» Problem description: Look below and pull out each line with the word "treatment".

Figure record listings:

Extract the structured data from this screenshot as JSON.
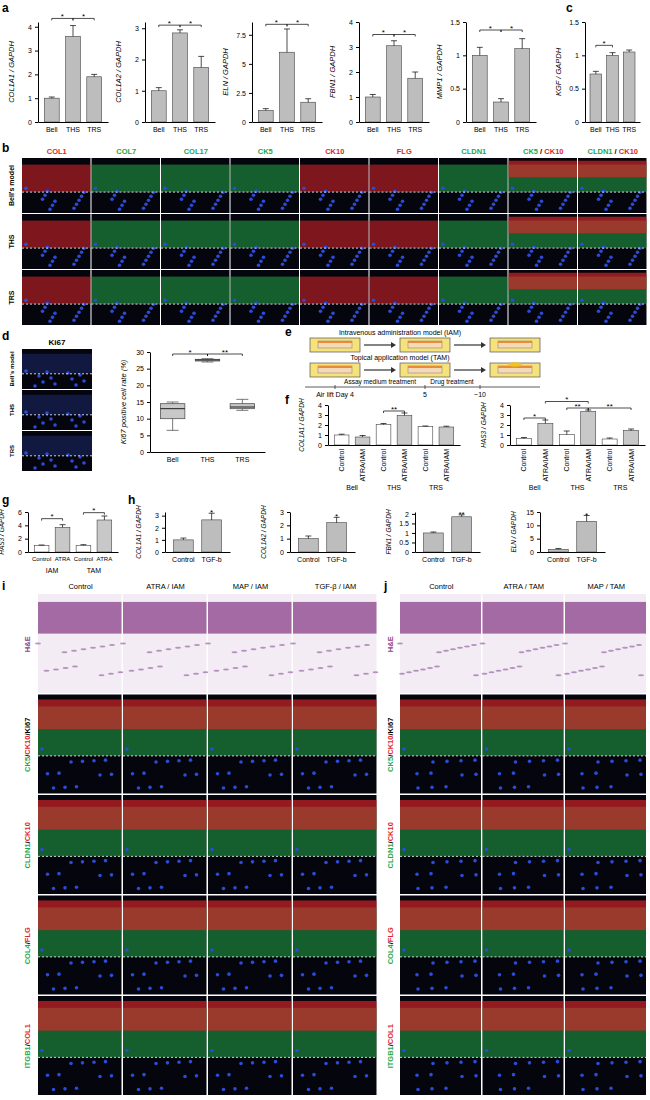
{
  "chart_data": [
    {
      "type": "bar",
      "ylabel": "COL1A1 / GAPDH",
      "categories": [
        "Bell",
        "THS",
        "TRS"
      ],
      "values": [
        1.0,
        3.6,
        1.9
      ],
      "errors": [
        0.05,
        0.45,
        0.1
      ],
      "ylim": [
        0,
        4.2
      ],
      "yticks": [
        0,
        1,
        2,
        3,
        4
      ],
      "color": "#bdbdbd",
      "significance": [
        {
          "pair": [
            0,
            1
          ],
          "label": "*",
          "y": 4.35
        },
        {
          "pair": [
            1,
            2
          ],
          "label": "*",
          "y": 4.35
        }
      ]
    },
    {
      "type": "bar",
      "ylabel": "COL1A2 / GAPDH",
      "categories": [
        "Bell",
        "THS",
        "TRS"
      ],
      "values": [
        1.0,
        2.85,
        1.75
      ],
      "errors": [
        0.1,
        0.1,
        0.35
      ],
      "ylim": [
        0,
        3.2
      ],
      "yticks": [
        0,
        1,
        2,
        3
      ],
      "color": "#bdbdbd",
      "significance": [
        {
          "pair": [
            0,
            1
          ],
          "label": "*",
          "y": 3.1
        },
        {
          "pair": [
            1,
            2
          ],
          "label": "*",
          "y": 3.1
        }
      ]
    },
    {
      "type": "bar",
      "ylabel": "ELN / GAPDH",
      "categories": [
        "Bell",
        "THS",
        "TRS"
      ],
      "values": [
        1.0,
        6.0,
        1.7
      ],
      "errors": [
        0.15,
        2.0,
        0.3
      ],
      "ylim": [
        0,
        8.6
      ],
      "yticks": [
        0,
        2.5,
        5,
        7.5
      ],
      "color": "#bdbdbd",
      "significance": [
        {
          "pair": [
            0,
            1
          ],
          "label": "*",
          "y": 8.4
        },
        {
          "pair": [
            1,
            2
          ],
          "label": "*",
          "y": 8.4
        }
      ]
    },
    {
      "type": "bar",
      "ylabel": "FBN1 / GAPDH",
      "categories": [
        "Bell",
        "THS",
        "TRS"
      ],
      "values": [
        1.0,
        3.05,
        1.75
      ],
      "errors": [
        0.1,
        0.2,
        0.25
      ],
      "ylim": [
        0,
        4
      ],
      "yticks": [
        0,
        1,
        2,
        3,
        4
      ],
      "color": "#bdbdbd",
      "significance": [
        {
          "pair": [
            0,
            1
          ],
          "label": "*",
          "y": 3.5
        },
        {
          "pair": [
            1,
            2
          ],
          "label": "*",
          "y": 3.5
        }
      ]
    },
    {
      "type": "bar",
      "ylabel": "MMP1 / GAPDH",
      "categories": [
        "Bell",
        "THS",
        "TRS"
      ],
      "values": [
        1.0,
        0.3,
        1.1
      ],
      "errors": [
        0.12,
        0.05,
        0.15
      ],
      "ylim": [
        0,
        1.5
      ],
      "yticks": [
        0,
        0.5,
        1,
        1.5
      ],
      "color": "#bdbdbd",
      "significance": [
        {
          "pair": [
            0,
            1
          ],
          "label": "*",
          "y": 1.38
        },
        {
          "pair": [
            1,
            2
          ],
          "label": "*",
          "y": 1.38
        }
      ]
    },
    {
      "type": "bar",
      "ylabel": "KGF / GAPDH",
      "categories": [
        "Bell",
        "THS",
        "TRS"
      ],
      "values": [
        0.72,
        1.0,
        1.05
      ],
      "errors": [
        0.04,
        0.04,
        0.03
      ],
      "ylim": [
        0,
        1.5
      ],
      "yticks": [
        0,
        0.5,
        1,
        1.5
      ],
      "color": "#bdbdbd",
      "significance": [
        {
          "pair": [
            0,
            1
          ],
          "label": "*",
          "y": 1.15
        }
      ]
    },
    {
      "type": "box",
      "ylabel": "Ki67 positive cell rate (%)",
      "categories": [
        "Bell",
        "THS",
        "TRS"
      ],
      "stats": [
        {
          "min": 6.5,
          "q1": 10,
          "median": 13,
          "q3": 14.5,
          "max": 15
        },
        {
          "min": 27,
          "q1": 27.3,
          "median": 27.6,
          "q3": 27.8,
          "max": 28
        },
        {
          "min": 12.5,
          "q1": 13,
          "median": 13.5,
          "q3": 14.5,
          "max": 15.8
        }
      ],
      "ylim": [
        0,
        30
      ],
      "yticks": [
        0,
        5,
        10,
        15,
        20,
        25,
        30
      ],
      "color": "#c8c8c8",
      "significance": [
        {
          "pair": [
            0,
            1
          ],
          "label": "*",
          "y": 29.4
        },
        {
          "pair": [
            1,
            2
          ],
          "label": "**",
          "y": 29.4
        }
      ]
    },
    {
      "type": "bar",
      "ylabel": "COL1A1 / GAPDH",
      "categories": [
        "Control",
        "ATRA/IAM",
        "Control",
        "ATRA/IAM",
        "Control",
        "ATRA/IAM"
      ],
      "groups": [
        "Bell",
        "THS",
        "TRS"
      ],
      "values": [
        1.0,
        0.8,
        2.05,
        2.95,
        1.85,
        1.8
      ],
      "errors": [
        0.08,
        0.15,
        0.1,
        0.25,
        0.05,
        0.08
      ],
      "ylim": [
        0,
        4
      ],
      "yticks": [
        0,
        1,
        2,
        3,
        4
      ],
      "colors": [
        "#ffffff",
        "#c8c8c8",
        "#ffffff",
        "#c8c8c8",
        "#ffffff",
        "#c8c8c8"
      ],
      "significance": [
        {
          "pair": [
            2,
            3
          ],
          "label": "**",
          "y": 3.4
        }
      ]
    },
    {
      "type": "bar",
      "ylabel": "HAS3 / GAPDH",
      "categories": [
        "Control",
        "ATRA/IAM",
        "Control",
        "ATRA/IAM",
        "Control",
        "ATRA/IAM"
      ],
      "groups": [
        "Bell",
        "THS",
        "TRS"
      ],
      "values": [
        0.65,
        2.15,
        1.05,
        3.35,
        0.6,
        1.45
      ],
      "errors": [
        0.1,
        0.35,
        0.35,
        0.15,
        0.1,
        0.15
      ],
      "ylim": [
        0,
        4
      ],
      "yticks": [
        0,
        1,
        2,
        3,
        4
      ],
      "colors": [
        "#ffffff",
        "#c8c8c8",
        "#ffffff",
        "#c8c8c8",
        "#ffffff",
        "#c8c8c8"
      ],
      "significance": [
        {
          "pair": [
            0,
            1
          ],
          "label": "*",
          "y": 2.7
        },
        {
          "pair": [
            1,
            3
          ],
          "label": "*",
          "y": 4.35
        },
        {
          "pair": [
            2,
            3
          ],
          "label": "**",
          "y": 3.7
        },
        {
          "pair": [
            3,
            5
          ],
          "label": "**",
          "y": 3.7
        }
      ]
    },
    {
      "type": "bar",
      "ylabel": "HAS3 / GAPDH",
      "categories": [
        "Control",
        "ATRA",
        "Control",
        "ATRA"
      ],
      "groups": [
        "IAM",
        "TAM"
      ],
      "values": [
        1.0,
        3.7,
        1.0,
        4.8
      ],
      "errors": [
        0.05,
        0.4,
        0.1,
        0.6
      ],
      "ylim": [
        0,
        6
      ],
      "yticks": [
        0,
        2,
        4,
        6
      ],
      "colors": [
        "#ffffff",
        "#c8c8c8",
        "#ffffff",
        "#c8c8c8"
      ],
      "significance": [
        {
          "pair": [
            0,
            1
          ],
          "label": "*",
          "y": 5.0
        },
        {
          "pair": [
            2,
            3
          ],
          "label": "*",
          "y": 5.9
        }
      ]
    },
    {
      "type": "bar",
      "ylabel": "COL1A1 / GAPDH",
      "categories": [
        "Control",
        "TGF-b"
      ],
      "values": [
        1.0,
        2.65
      ],
      "errors": [
        0.15,
        0.55
      ],
      "ylim": [
        0,
        3.3
      ],
      "yticks": [
        0,
        1,
        2,
        3
      ],
      "color": "#bdbdbd",
      "significance": [
        {
          "pair": [
            1,
            1
          ],
          "label": "*",
          "y": 3.3
        }
      ]
    },
    {
      "type": "bar",
      "ylabel": "COL1A2 / GAPDH",
      "categories": [
        "Control",
        "TGF-b"
      ],
      "values": [
        1.0,
        2.2
      ],
      "errors": [
        0.2,
        0.4
      ],
      "ylim": [
        0,
        3
      ],
      "yticks": [
        0,
        1,
        2,
        3
      ],
      "color": "#bdbdbd",
      "significance": [
        {
          "pair": [
            1,
            1
          ],
          "label": "*",
          "y": 2.7
        }
      ]
    },
    {
      "type": "bar",
      "ylabel": "FBN1 / GAPDH",
      "categories": [
        "Control",
        "TGF-b"
      ],
      "values": [
        1.0,
        1.85
      ],
      "errors": [
        0.05,
        0.1
      ],
      "ylim": [
        0,
        2.1
      ],
      "yticks": [
        0,
        0.5,
        1,
        1.5,
        2
      ],
      "color": "#bdbdbd",
      "significance": [
        {
          "pair": [
            1,
            1
          ],
          "label": "**",
          "y": 2.0
        }
      ]
    },
    {
      "type": "bar",
      "ylabel": "ELN / GAPDH",
      "categories": [
        "Control",
        "TGF-b"
      ],
      "values": [
        1.0,
        11.5
      ],
      "errors": [
        0.3,
        2.2
      ],
      "ylim": [
        0,
        15
      ],
      "yticks": [
        0,
        5,
        10,
        15
      ],
      "color": "#bdbdbd",
      "significance": [
        {
          "pair": [
            1,
            1
          ],
          "label": "*",
          "y": 14.0
        }
      ]
    }
  ],
  "figure": {
    "panel_labels": [
      "a",
      "b",
      "c",
      "d",
      "e",
      "f",
      "g",
      "h",
      "i",
      "j"
    ],
    "b": {
      "rows": [
        "Bell's model",
        "THS",
        "TRS"
      ],
      "columns": [
        {
          "label": "COL1",
          "colors": [
            "#e0262b"
          ]
        },
        {
          "label": "COL7",
          "colors": [
            "#22a84a"
          ]
        },
        {
          "label": "COL17",
          "colors": [
            "#22a84a"
          ]
        },
        {
          "label": "CK5",
          "colors": [
            "#22a84a"
          ]
        },
        {
          "label": "CK10",
          "colors": [
            "#e0262b"
          ]
        },
        {
          "label": "FLG",
          "colors": [
            "#e0262b"
          ]
        },
        {
          "label": "CLDN1",
          "colors": [
            "#22a84a"
          ]
        },
        {
          "label": "CK5 / CK10",
          "colors": [
            "#22a84a",
            "#e0262b"
          ]
        },
        {
          "label": "CLDN1 / CK10",
          "colors": [
            "#22a84a",
            "#e0262b"
          ]
        }
      ]
    },
    "d": {
      "header": "Ki67",
      "rows": [
        "Bell's model",
        "THS",
        "TRS"
      ]
    },
    "e": {
      "iam": "Intravenous administration model (IAM)",
      "tam": "Topical application model (TAM)",
      "timeline": [
        "Air lift Day 4",
        "5",
        "~10"
      ],
      "phases": [
        "Assay medium treatment",
        "Drug treatment"
      ]
    },
    "i": {
      "columns": [
        "Control",
        "ATRA / IAM",
        "MAP / IAM",
        "TGF-β / IAM"
      ],
      "rows": [
        {
          "label": "H&E",
          "colors": [
            "#8a3f88"
          ]
        },
        {
          "label": "CK5/CK10/Ki67",
          "colors": [
            "#22a84a",
            "#e0262b",
            "#000000"
          ]
        },
        {
          "label": "CLDN1/CK10",
          "colors": [
            "#22a84a",
            "#e0262b"
          ]
        },
        {
          "label": "COL4/FLG",
          "colors": [
            "#22a84a",
            "#e0262b"
          ]
        },
        {
          "label": "ITGB1/COL1",
          "colors": [
            "#22a84a",
            "#e0262b"
          ]
        }
      ]
    },
    "j": {
      "columns": [
        "Control",
        "ATRA / TAM",
        "MAP / TAM"
      ],
      "rows": [
        {
          "label": "H&E",
          "colors": [
            "#8a3f88"
          ]
        },
        {
          "label": "CK5/CK10/Ki67",
          "colors": [
            "#22a84a",
            "#e0262b",
            "#000000"
          ]
        },
        {
          "label": "CLDN1/CK10",
          "colors": [
            "#22a84a",
            "#e0262b"
          ]
        },
        {
          "label": "COL4/FLG",
          "colors": [
            "#22a84a",
            "#e0262b"
          ]
        },
        {
          "label": "ITGB1/COL1",
          "colors": [
            "#22a84a",
            "#e0262b"
          ]
        }
      ]
    }
  }
}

» Reply:
        "Assay medium treatment",
        "Drug treatment"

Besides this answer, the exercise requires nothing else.